> [Work instructions]:
The records are to be restated in their entirety, word for word.

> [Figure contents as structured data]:
____________

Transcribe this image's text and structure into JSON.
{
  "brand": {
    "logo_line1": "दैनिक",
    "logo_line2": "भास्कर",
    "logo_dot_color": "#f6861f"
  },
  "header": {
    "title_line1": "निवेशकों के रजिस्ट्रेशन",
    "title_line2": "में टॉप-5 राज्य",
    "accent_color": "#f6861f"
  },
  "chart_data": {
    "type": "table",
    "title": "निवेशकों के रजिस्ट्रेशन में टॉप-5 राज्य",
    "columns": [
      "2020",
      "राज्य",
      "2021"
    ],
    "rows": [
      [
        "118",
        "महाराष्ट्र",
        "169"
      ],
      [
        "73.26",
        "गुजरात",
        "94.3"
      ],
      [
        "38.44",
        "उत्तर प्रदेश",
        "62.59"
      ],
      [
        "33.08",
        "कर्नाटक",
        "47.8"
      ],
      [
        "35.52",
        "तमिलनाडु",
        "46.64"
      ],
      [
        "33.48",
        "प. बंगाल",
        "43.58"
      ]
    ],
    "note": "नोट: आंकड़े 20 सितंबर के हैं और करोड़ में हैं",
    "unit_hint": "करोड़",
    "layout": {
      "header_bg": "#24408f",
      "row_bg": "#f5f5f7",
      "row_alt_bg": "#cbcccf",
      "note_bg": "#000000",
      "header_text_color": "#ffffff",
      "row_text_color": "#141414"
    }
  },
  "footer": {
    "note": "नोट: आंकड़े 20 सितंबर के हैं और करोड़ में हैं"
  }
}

____________

> [Task result]:
Transcribe this image's text and structure into JSON.
{
  "brand": {
    "logo_line1": "दैनिक",
    "logo_line2": "भास्कर",
    "logo_dot_color": "#f6861f"
  },
  "header": {
    "title_line1": "निवेशकों के रजिस्ट्रेशन",
    "title_line2": "में टॉप-5 राज्य",
    "accent_color": "#f6861f"
  },
  "chart_data": {
    "type": "table",
    "title": "निवेशकों के रजिस्ट्रेशन में टॉप-5 राज्य",
    "columns": [
      "2020",
      "राज्य",
      "2021"
    ],
    "rows": [
      [
        "118",
        "महाराष्ट्र",
        "169"
      ],
      [
        "73.26",
        "गुजरात",
        "94.3"
      ],
      [
        "38.44",
        "उत्तर प्रदेश",
        "62.59"
      ],
      [
        "33.08",
        "कर्नाटक",
        "47.8"
      ],
      [
        "35.52",
        "तमिलनाडु",
        "46.64"
      ],
      [
        "33.48",
        "प. बंगाल",
        "43.58"
      ]
    ],
    "note": "नोट: आंकड़े 20 सितंबर के हैं और करोड़ में हैं",
    "unit_hint": "करोड़",
    "layout": {
      "header_bg": "#24408f",
      "row_bg": "#f5f5f7",
      "row_alt_bg": "#cbcccf",
      "note_bg": "#000000",
      "header_text_color": "#ffffff",
      "row_text_color": "#141414"
    }
  },
  "footer": {
    "note": "नोट: आंकड़े 20 सितंबर के हैं और करोड़ में हैं"
  }
}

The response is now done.